[Stored data]
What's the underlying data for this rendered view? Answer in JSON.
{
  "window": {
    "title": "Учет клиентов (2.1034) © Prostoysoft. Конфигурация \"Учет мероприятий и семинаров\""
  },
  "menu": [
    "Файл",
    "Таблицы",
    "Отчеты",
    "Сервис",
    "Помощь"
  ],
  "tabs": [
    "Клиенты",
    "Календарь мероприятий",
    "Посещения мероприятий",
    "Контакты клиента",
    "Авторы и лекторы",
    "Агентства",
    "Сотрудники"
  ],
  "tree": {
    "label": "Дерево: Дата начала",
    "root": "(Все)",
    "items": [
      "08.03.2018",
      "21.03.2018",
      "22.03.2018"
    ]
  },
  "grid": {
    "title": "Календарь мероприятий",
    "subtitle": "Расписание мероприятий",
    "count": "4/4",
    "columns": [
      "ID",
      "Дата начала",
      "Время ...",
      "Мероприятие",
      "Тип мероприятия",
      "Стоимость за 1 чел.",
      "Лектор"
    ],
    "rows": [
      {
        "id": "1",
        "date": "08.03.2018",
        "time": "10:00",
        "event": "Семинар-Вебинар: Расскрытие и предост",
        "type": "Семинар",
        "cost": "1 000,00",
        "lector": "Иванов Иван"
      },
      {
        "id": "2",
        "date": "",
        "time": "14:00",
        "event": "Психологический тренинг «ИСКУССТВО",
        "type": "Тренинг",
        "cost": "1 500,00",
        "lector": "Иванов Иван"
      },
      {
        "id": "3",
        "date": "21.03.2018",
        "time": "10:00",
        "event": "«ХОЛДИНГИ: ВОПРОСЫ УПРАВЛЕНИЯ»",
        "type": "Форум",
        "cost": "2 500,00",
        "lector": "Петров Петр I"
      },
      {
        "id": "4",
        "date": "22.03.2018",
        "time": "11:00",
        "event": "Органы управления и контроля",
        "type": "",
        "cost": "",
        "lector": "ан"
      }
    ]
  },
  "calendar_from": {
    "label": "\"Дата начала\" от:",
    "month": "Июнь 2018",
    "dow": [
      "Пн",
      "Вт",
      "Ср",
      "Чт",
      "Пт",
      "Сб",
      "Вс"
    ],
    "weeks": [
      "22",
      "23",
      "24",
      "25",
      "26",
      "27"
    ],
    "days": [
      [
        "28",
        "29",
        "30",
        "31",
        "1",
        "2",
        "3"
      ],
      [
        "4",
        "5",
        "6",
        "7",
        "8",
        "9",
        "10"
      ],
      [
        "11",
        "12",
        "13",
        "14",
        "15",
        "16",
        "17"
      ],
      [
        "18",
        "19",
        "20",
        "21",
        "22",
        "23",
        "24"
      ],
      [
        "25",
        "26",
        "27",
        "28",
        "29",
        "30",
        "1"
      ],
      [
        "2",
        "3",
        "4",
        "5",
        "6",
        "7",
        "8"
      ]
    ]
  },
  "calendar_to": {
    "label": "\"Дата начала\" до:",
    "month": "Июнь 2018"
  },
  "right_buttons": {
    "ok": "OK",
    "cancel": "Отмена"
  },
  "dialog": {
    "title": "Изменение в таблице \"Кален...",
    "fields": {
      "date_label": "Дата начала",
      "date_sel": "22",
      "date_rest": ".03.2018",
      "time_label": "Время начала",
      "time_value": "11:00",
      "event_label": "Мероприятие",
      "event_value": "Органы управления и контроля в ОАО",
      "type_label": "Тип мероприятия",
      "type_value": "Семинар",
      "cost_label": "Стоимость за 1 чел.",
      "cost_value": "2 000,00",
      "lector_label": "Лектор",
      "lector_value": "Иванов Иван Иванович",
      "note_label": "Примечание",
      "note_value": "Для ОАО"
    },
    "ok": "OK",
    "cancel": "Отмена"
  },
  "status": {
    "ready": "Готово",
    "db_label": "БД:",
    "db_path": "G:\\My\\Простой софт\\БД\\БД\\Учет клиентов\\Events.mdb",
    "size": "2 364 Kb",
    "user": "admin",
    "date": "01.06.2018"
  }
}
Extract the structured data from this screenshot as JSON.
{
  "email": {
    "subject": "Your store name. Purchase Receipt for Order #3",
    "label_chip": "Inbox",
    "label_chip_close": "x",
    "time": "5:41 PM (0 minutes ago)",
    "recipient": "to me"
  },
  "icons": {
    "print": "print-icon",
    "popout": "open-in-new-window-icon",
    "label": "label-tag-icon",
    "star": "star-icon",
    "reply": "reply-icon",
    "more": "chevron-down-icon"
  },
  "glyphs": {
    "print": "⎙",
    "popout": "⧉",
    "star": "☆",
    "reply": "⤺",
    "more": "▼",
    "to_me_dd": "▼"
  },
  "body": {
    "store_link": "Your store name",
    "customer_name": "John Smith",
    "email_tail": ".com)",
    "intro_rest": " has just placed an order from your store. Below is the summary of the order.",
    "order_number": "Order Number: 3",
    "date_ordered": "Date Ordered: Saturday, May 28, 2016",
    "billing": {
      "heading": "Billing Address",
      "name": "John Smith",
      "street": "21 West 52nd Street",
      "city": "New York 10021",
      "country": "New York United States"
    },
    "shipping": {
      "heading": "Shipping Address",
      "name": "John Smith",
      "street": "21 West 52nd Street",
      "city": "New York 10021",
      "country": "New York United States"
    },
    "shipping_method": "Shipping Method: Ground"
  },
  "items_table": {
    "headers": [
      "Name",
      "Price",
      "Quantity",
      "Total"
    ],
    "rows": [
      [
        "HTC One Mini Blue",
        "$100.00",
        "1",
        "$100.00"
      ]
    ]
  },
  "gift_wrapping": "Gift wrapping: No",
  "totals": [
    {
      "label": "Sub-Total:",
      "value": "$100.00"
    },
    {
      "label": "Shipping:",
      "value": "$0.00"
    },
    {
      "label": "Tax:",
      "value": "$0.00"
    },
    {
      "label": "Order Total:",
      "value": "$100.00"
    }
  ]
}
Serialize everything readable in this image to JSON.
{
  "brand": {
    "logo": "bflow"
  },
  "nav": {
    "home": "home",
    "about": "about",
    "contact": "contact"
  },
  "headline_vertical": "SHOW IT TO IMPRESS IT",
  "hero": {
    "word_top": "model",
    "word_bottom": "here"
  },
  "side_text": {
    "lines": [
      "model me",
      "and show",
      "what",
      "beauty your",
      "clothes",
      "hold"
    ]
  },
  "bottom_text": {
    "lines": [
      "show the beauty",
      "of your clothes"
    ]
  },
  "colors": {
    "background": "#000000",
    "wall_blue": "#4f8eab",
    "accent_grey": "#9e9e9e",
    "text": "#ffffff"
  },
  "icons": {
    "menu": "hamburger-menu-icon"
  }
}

**Set problem**
Work out how many lines in the records above contain the word "Address", and reply with that number alone.

**Full response**
2